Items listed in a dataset
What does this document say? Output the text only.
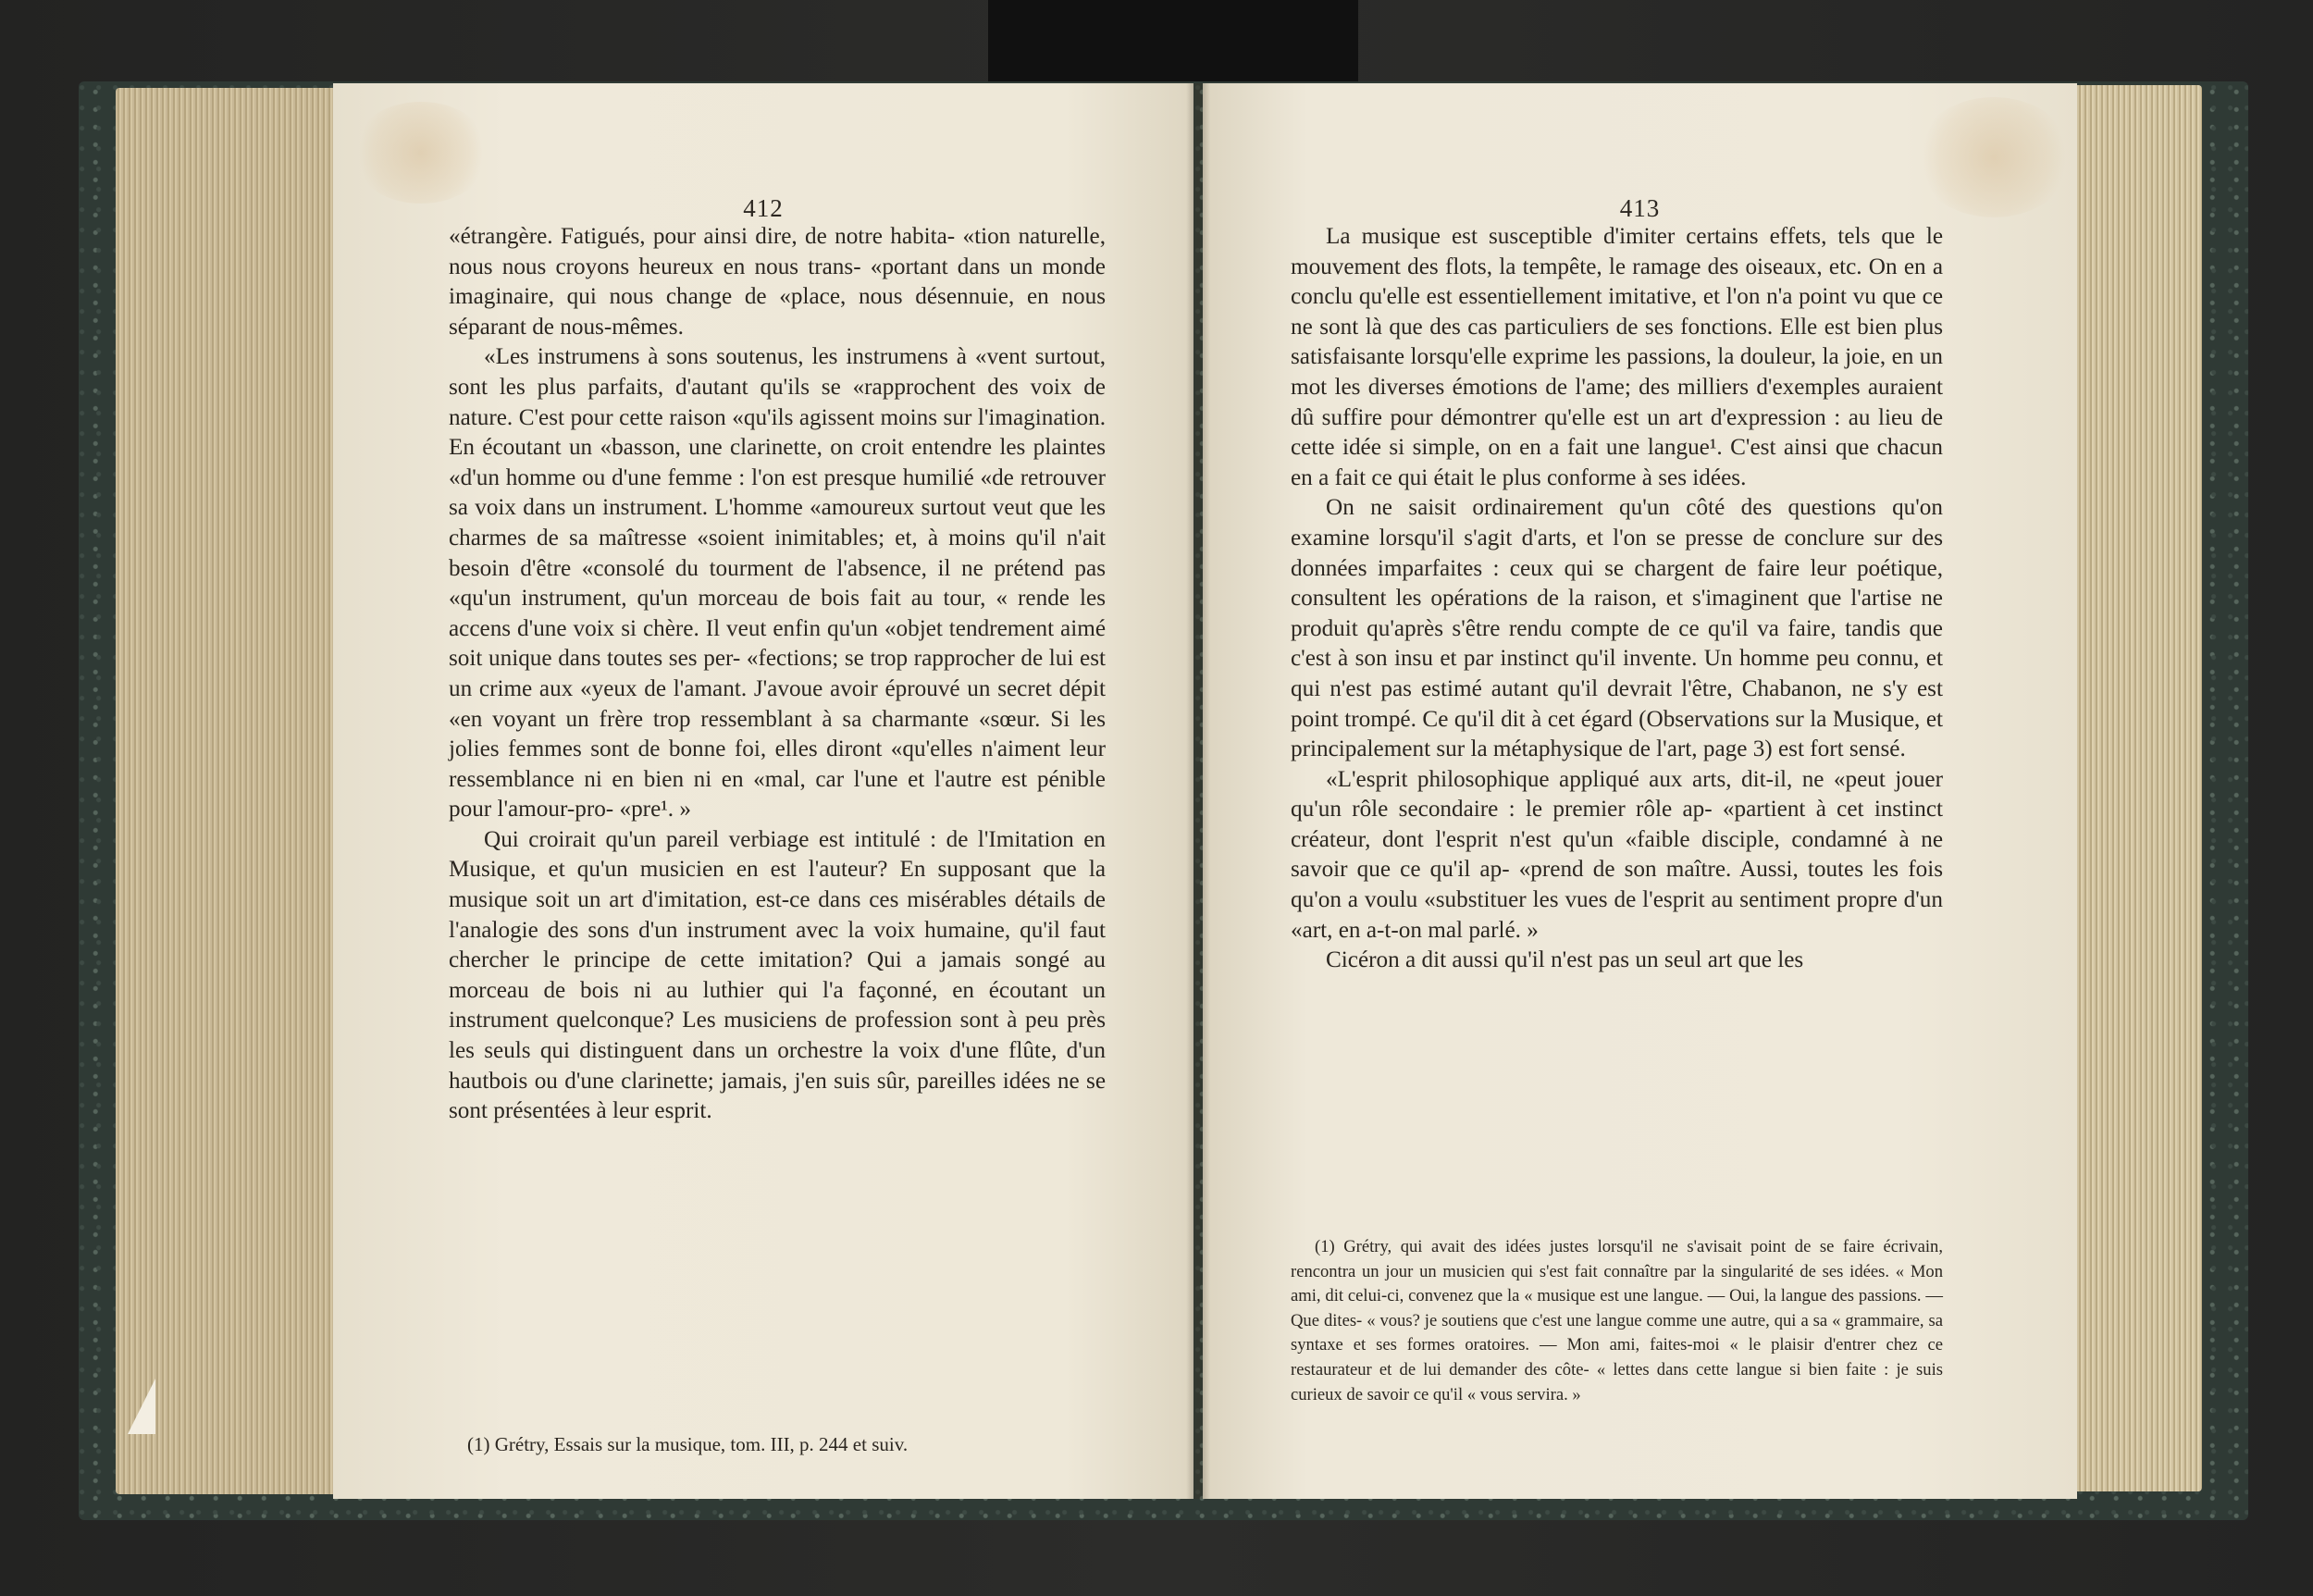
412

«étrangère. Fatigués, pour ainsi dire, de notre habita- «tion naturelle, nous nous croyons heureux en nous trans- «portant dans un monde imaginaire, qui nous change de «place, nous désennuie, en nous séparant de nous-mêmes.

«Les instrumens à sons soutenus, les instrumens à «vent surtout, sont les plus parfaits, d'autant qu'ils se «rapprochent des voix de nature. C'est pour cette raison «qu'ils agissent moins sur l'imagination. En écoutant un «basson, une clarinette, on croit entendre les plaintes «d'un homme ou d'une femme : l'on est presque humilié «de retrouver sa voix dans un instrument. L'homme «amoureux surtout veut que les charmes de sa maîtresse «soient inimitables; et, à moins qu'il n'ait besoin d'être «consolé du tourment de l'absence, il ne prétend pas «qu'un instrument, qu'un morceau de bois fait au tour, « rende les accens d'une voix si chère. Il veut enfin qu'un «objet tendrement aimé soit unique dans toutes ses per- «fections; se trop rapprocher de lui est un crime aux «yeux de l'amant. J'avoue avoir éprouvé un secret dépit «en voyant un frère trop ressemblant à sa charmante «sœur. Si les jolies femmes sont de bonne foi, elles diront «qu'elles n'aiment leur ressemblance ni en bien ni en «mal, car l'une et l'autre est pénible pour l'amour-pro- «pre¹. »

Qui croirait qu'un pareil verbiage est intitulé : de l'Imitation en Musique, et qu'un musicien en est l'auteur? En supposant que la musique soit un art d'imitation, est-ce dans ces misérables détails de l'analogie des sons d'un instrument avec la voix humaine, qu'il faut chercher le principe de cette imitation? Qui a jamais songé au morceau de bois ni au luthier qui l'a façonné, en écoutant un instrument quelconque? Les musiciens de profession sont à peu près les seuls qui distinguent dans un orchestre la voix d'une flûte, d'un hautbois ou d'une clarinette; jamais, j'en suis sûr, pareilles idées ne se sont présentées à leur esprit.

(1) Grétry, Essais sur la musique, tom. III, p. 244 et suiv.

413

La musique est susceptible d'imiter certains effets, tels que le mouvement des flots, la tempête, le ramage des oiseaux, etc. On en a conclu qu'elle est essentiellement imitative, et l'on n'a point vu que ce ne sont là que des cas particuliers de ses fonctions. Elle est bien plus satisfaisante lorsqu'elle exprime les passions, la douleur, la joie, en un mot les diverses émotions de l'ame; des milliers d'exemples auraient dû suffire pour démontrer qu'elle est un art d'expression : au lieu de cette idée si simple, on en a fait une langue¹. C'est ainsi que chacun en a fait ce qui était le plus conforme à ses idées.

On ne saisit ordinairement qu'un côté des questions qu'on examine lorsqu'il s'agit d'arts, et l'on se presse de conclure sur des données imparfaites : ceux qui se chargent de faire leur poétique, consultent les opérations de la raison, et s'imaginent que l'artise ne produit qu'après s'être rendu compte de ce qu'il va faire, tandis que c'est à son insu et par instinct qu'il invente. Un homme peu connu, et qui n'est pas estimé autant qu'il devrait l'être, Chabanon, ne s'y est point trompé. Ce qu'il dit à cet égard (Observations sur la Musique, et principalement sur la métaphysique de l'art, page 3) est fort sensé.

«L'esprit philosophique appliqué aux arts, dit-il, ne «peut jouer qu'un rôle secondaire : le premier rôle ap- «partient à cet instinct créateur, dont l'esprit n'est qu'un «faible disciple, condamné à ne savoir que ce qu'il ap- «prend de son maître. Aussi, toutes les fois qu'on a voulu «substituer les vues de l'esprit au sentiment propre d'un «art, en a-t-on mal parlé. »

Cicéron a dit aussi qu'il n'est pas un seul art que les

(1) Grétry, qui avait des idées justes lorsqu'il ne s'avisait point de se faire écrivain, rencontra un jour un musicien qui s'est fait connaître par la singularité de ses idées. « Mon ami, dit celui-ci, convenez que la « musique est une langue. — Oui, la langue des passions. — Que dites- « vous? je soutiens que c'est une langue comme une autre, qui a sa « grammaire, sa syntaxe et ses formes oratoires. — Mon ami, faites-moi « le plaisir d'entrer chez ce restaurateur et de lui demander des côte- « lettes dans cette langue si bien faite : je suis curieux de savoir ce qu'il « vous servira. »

[EXERCISE PROMPT] Your answer should be a single number: how many lines of the material contain the word "Grétry".

[SOLUTION TO THIS EXERCISE] 2